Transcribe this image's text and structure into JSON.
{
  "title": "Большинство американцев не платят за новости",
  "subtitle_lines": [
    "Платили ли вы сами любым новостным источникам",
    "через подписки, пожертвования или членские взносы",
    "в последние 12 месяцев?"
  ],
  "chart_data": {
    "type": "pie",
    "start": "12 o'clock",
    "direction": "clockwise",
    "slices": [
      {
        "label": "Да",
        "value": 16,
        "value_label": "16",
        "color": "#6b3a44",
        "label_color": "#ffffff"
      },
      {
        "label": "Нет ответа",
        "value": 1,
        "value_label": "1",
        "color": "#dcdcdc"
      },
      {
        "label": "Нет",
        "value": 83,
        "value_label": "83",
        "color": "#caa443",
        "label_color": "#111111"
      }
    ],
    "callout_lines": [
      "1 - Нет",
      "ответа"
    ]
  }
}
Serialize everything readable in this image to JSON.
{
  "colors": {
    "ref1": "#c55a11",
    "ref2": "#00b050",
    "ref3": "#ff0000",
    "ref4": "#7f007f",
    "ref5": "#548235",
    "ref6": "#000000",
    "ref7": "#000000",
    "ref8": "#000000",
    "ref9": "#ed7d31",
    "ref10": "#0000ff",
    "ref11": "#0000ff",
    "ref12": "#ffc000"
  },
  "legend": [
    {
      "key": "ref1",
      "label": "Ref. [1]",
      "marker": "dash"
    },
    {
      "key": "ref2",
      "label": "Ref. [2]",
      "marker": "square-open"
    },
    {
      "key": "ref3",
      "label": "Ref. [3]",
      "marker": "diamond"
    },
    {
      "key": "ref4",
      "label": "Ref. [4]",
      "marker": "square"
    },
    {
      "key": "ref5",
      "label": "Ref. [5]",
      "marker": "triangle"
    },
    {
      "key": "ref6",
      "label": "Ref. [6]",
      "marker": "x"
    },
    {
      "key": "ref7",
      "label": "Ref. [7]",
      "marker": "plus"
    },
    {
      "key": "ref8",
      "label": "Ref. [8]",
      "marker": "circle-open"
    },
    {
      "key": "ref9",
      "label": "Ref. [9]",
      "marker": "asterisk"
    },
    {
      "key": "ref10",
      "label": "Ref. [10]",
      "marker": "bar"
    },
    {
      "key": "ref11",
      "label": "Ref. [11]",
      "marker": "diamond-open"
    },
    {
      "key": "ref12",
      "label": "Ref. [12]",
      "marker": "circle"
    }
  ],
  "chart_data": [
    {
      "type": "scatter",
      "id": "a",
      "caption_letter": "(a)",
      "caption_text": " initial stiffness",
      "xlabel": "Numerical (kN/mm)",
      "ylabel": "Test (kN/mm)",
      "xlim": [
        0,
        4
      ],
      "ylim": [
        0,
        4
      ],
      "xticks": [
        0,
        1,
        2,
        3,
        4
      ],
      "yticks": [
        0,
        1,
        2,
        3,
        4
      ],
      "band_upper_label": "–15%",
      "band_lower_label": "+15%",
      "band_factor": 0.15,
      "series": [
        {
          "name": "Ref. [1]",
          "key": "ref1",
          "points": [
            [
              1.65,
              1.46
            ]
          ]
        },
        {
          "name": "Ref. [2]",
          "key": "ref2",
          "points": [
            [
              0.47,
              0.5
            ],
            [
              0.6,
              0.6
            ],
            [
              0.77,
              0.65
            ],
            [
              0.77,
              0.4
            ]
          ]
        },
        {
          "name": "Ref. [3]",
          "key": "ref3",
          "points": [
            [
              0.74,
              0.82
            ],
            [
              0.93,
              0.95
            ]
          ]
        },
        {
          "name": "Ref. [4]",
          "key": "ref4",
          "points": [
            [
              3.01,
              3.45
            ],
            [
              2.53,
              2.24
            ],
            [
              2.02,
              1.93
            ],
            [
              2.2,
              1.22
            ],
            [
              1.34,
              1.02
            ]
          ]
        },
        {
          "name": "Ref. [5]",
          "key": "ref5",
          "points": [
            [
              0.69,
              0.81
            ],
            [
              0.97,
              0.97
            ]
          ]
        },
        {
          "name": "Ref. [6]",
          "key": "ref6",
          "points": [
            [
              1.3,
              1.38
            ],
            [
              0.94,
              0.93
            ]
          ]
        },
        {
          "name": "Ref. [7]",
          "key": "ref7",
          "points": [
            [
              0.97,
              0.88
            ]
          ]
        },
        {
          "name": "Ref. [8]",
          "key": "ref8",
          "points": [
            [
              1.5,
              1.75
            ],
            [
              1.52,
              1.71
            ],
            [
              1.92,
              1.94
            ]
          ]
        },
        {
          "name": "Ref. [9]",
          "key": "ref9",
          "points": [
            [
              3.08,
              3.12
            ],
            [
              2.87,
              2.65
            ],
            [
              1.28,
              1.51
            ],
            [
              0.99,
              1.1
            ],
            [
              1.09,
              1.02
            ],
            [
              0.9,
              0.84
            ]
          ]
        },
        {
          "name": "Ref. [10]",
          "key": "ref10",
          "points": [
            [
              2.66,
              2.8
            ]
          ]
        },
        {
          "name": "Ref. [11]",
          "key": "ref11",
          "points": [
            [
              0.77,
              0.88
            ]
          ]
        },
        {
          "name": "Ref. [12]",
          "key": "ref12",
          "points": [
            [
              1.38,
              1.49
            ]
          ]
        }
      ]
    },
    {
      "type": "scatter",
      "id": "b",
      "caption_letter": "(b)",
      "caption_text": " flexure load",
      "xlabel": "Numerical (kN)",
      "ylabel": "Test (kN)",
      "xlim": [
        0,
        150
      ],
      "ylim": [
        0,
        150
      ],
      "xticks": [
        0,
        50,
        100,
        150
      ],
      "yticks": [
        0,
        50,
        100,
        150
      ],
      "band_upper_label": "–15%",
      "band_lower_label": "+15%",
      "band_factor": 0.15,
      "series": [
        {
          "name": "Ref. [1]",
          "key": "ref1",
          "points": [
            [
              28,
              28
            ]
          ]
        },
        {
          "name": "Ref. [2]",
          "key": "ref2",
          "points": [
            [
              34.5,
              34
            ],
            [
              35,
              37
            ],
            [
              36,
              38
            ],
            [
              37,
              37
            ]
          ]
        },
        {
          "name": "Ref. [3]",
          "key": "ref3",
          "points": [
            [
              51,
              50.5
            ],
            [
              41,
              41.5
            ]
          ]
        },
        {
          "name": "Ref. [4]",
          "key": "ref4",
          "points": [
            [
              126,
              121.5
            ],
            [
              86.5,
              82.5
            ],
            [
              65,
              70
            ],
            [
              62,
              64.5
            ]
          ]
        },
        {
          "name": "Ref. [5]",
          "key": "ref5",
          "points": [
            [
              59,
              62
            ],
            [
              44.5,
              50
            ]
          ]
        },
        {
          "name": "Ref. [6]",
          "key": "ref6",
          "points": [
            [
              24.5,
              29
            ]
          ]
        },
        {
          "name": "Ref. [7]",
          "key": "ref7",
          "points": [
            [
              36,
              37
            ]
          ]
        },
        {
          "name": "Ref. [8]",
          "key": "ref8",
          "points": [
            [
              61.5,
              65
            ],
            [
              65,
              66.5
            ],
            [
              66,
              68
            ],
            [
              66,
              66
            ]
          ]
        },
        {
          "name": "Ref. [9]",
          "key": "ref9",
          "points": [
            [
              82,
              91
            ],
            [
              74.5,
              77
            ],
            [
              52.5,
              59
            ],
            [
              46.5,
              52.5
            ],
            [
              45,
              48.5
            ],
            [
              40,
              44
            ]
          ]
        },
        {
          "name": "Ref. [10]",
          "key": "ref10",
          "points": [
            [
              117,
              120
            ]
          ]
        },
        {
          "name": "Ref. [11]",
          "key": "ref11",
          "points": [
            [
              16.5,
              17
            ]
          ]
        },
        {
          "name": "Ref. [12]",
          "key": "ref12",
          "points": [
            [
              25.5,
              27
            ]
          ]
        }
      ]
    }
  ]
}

+ + + +

*REQUIREMENT*. Return each line of the data that contains the string "xlabel".

*SOLUTION TO THE PROBLEM*.
      "xlabel": "Numerical (kN/mm)",
      "xlabel": "Numerical (kN)",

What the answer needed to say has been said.